- [INSTRUCTIONS]
A) In the text on Onyx embolization, how long was traction applied in the case that led to an attempt with the microsnare technique?
B) From the text on Onyx embolization, reproduce word for word the passage starting with "Onyx is a promising" and going on through "of BAVM [3].".

*** TEXT SHOWN ***

Onyx is a promising tool in the treatment of BAVM and DAVF, but certain technical difficulties remain to be overcome [36]. The rescue of an Onyx-encased, non-detachable microcatheter tip has been described in a previous case report relating to the treatment of DAVF. But to our knowledge, it has not been reported in the treatment of BAVM [3].

Due to the “plug and push” technique necessary to achieve a successful embolisation, reflux is inevitable and necessary, resulting in the entrapment of the microcatheter tip in a dense Onyx cast. The degree of difficulty of removal in such cases is related to vessel tortuousity and how far the Onyx refluxes towards the proximal end of the microcatheter, amongst other factors [7]. During our initial experiences (the eighth case) with Onyx, microcatheter tips could become so solidly trapped that, in one case, an hour of traction forced us to attempt to remove the catheter a day later. In the next case, 55 min of traction also proved fruitless, leading us to attempt to use the microsnare technique. It might be due to the learning curve of our intermittent pulling technique, and we had to wait a longer time, then the tip of catheter might be retrieved successfully. However, we do not think it is good just to wait more than 1 h.

*** End of TEXT SHOWN ***
*** DATA EXTRACTS ***

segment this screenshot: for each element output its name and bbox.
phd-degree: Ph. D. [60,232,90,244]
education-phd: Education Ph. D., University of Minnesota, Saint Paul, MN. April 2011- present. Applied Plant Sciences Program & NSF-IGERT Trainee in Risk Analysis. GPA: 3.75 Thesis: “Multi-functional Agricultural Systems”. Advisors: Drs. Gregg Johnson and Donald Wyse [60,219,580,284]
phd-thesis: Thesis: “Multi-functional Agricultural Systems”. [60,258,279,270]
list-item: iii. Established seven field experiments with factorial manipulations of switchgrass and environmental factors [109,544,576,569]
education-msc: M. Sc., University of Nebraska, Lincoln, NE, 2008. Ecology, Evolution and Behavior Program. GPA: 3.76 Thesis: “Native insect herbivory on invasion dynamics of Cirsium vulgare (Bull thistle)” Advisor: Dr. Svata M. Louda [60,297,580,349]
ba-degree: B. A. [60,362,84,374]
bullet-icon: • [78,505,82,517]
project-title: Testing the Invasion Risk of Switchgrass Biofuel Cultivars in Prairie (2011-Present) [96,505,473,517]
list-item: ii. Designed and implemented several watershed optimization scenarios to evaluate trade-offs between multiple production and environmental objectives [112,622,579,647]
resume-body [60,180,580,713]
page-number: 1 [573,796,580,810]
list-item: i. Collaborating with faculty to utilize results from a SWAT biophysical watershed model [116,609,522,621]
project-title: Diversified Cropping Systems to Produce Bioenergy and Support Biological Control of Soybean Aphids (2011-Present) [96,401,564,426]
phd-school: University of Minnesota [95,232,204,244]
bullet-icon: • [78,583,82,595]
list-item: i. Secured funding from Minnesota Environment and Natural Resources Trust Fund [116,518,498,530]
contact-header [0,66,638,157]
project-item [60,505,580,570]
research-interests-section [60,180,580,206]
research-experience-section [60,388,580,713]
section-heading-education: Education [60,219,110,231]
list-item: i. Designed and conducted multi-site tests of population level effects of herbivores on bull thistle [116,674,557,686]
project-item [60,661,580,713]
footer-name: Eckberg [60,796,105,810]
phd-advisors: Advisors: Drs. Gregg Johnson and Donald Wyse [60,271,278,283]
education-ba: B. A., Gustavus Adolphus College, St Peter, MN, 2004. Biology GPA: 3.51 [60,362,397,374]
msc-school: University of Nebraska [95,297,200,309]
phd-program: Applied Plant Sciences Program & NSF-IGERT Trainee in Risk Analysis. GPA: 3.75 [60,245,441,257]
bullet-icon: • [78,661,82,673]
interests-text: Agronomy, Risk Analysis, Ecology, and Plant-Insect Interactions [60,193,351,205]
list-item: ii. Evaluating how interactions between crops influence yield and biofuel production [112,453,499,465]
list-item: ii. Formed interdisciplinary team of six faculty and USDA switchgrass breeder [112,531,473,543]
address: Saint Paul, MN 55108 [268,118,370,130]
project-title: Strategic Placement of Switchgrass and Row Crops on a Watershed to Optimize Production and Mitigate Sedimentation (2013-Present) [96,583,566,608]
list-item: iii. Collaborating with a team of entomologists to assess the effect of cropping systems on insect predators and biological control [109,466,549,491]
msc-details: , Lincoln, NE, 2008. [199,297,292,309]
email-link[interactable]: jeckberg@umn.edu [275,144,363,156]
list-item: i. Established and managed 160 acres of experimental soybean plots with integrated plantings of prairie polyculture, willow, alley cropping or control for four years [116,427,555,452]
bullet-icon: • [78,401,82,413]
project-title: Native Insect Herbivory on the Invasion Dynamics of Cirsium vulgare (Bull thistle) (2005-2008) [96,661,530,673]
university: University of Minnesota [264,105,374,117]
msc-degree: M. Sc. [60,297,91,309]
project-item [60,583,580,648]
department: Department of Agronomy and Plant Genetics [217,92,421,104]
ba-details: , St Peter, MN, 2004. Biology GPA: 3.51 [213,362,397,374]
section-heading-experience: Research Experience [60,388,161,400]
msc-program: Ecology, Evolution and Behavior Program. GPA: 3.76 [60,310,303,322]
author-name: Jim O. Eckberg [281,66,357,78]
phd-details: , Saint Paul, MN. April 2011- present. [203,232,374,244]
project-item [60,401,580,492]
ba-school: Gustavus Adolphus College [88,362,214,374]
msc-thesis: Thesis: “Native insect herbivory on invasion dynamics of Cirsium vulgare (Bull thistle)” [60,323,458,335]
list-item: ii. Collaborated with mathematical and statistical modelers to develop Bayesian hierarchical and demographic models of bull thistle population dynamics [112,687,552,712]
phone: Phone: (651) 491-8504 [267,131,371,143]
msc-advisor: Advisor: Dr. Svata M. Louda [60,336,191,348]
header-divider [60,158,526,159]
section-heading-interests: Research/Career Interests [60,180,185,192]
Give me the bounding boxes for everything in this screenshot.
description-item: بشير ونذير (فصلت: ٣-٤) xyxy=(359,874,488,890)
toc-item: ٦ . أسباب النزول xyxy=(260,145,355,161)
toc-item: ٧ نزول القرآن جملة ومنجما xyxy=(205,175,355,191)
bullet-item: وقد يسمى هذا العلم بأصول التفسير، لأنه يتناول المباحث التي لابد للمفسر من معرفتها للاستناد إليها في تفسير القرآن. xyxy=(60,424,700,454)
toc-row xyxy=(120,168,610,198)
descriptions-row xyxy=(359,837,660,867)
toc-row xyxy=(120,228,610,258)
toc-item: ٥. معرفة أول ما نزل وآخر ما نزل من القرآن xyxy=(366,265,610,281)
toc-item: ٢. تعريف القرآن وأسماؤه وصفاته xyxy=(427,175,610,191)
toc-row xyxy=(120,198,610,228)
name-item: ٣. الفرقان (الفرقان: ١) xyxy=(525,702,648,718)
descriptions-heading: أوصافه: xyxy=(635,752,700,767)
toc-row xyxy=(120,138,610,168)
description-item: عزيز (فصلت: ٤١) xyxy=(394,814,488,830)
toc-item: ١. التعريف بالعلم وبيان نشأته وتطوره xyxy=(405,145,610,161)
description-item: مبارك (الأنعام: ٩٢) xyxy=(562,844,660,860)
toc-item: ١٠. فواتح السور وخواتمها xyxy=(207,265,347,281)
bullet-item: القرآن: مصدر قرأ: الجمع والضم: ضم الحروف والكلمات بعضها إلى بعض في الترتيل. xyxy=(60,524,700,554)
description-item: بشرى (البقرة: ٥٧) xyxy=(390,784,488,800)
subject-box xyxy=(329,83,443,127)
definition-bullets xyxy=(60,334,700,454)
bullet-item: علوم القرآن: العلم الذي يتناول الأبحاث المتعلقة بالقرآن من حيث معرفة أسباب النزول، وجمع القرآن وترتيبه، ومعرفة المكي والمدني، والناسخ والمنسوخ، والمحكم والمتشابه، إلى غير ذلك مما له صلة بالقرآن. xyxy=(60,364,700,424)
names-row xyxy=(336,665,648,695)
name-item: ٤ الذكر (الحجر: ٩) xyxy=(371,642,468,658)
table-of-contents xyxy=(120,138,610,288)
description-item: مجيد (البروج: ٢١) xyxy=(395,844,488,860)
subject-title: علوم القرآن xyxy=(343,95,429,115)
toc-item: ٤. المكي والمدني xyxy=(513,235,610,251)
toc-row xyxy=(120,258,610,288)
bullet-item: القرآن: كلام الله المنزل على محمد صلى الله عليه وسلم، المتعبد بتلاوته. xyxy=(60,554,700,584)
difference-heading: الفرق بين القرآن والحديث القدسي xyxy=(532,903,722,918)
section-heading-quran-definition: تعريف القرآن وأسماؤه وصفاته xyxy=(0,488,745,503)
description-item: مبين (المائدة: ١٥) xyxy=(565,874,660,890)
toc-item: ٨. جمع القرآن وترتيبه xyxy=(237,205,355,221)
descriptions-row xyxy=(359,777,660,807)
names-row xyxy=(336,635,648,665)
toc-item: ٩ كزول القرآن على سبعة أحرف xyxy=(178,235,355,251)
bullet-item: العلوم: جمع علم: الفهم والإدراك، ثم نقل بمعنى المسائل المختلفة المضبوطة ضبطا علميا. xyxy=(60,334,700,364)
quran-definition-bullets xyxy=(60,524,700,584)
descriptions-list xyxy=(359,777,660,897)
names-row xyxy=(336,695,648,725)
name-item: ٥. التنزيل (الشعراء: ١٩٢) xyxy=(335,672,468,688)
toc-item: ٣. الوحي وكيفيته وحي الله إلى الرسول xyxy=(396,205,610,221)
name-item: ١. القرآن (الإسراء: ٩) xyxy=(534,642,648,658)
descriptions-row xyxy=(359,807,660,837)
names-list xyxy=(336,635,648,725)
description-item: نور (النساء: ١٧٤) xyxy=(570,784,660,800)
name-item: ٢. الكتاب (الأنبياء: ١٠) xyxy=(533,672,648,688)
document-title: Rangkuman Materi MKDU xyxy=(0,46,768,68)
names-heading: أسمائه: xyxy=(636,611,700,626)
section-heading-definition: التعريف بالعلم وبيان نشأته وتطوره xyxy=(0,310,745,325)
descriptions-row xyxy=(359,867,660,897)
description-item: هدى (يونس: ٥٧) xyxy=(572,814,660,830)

*** End of DATA EXTRACTS ***

- [SOLVED TASKS]
A) 55 minutes

B)
Onyx is a promising tool in the treatment of BAVM and DAVF, but certain technical difficulties remain to be overcome [36]. The rescue of an Onyx-encased, non-detachable microcatheter tip has been described in a previous case report relating to the treatment of DAVF. But to our knowledge, it has not been reported in the treatment of BAVM [3].